Collected data:
#####

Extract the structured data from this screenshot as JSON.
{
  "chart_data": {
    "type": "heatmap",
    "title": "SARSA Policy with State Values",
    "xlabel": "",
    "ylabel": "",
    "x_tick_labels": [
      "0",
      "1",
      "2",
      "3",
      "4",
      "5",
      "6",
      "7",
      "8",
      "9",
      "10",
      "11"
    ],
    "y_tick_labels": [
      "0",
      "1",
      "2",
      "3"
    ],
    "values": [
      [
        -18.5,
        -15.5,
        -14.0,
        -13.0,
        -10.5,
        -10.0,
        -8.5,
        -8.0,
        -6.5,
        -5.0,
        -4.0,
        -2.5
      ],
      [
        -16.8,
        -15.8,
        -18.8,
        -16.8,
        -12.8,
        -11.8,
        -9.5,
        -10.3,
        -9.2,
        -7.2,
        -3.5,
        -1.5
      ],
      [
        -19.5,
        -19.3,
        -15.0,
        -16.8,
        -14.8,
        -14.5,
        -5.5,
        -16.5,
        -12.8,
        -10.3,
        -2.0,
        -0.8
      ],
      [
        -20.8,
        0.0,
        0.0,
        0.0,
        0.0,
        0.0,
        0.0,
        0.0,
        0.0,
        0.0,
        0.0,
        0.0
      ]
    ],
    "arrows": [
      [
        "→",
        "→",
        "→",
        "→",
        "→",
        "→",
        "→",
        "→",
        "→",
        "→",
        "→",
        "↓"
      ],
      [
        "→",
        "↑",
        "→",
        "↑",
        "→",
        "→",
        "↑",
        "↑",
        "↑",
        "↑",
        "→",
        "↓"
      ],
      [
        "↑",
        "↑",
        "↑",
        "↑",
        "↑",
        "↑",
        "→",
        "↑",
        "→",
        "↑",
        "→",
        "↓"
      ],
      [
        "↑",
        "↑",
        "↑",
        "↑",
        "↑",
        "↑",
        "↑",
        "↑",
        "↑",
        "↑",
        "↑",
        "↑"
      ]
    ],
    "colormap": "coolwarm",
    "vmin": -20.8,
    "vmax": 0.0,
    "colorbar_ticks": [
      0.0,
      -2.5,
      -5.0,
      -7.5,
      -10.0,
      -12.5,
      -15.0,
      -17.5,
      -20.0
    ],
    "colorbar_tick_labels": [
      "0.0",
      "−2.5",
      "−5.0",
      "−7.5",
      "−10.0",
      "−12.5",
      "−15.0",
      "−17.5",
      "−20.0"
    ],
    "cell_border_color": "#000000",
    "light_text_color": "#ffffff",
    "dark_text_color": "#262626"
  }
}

#####

Directive: Would you write down every record again, exactly?

Complete output:
Extract the structured data from this screenshot as JSON.
{
  "chart_data": {
    "type": "heatmap",
    "title": "SARSA Policy with State Values",
    "xlabel": "",
    "ylabel": "",
    "x_tick_labels": [
      "0",
      "1",
      "2",
      "3",
      "4",
      "5",
      "6",
      "7",
      "8",
      "9",
      "10",
      "11"
    ],
    "y_tick_labels": [
      "0",
      "1",
      "2",
      "3"
    ],
    "values": [
      [
        -18.5,
        -15.5,
        -14.0,
        -13.0,
        -10.5,
        -10.0,
        -8.5,
        -8.0,
        -6.5,
        -5.0,
        -4.0,
        -2.5
      ],
      [
        -16.8,
        -15.8,
        -18.8,
        -16.8,
        -12.8,
        -11.8,
        -9.5,
        -10.3,
        -9.2,
        -7.2,
        -3.5,
        -1.5
      ],
      [
        -19.5,
        -19.3,
        -15.0,
        -16.8,
        -14.8,
        -14.5,
        -5.5,
        -16.5,
        -12.8,
        -10.3,
        -2.0,
        -0.8
      ],
      [
        -20.8,
        0.0,
        0.0,
        0.0,
        0.0,
        0.0,
        0.0,
        0.0,
        0.0,
        0.0,
        0.0,
        0.0
      ]
    ],
    "arrows": [
      [
        "→",
        "→",
        "→",
        "→",
        "→",
        "→",
        "→",
        "→",
        "→",
        "→",
        "→",
        "↓"
      ],
      [
        "→",
        "↑",
        "→",
        "↑",
        "→",
        "→",
        "↑",
        "↑",
        "↑",
        "↑",
        "→",
        "↓"
      ],
      [
        "↑",
        "↑",
        "↑",
        "↑",
        "↑",
        "↑",
        "→",
        "↑",
        "→",
        "↑",
        "→",
        "↓"
      ],
      [
        "↑",
        "↑",
        "↑",
        "↑",
        "↑",
        "↑",
        "↑",
        "↑",
        "↑",
        "↑",
        "↑",
        "↑"
      ]
    ],
    "colormap": "coolwarm",
    "vmin": -20.8,
    "vmax": 0.0,
    "colorbar_ticks": [
      0.0,
      -2.5,
      -5.0,
      -7.5,
      -10.0,
      -12.5,
      -15.0,
      -17.5,
      -20.0
    ],
    "colorbar_tick_labels": [
      "0.0",
      "−2.5",
      "−5.0",
      "−7.5",
      "−10.0",
      "−12.5",
      "−15.0",
      "−17.5",
      "−20.0"
    ],
    "cell_border_color": "#000000",
    "light_text_color": "#ffffff",
    "dark_text_color": "#262626"
  }
}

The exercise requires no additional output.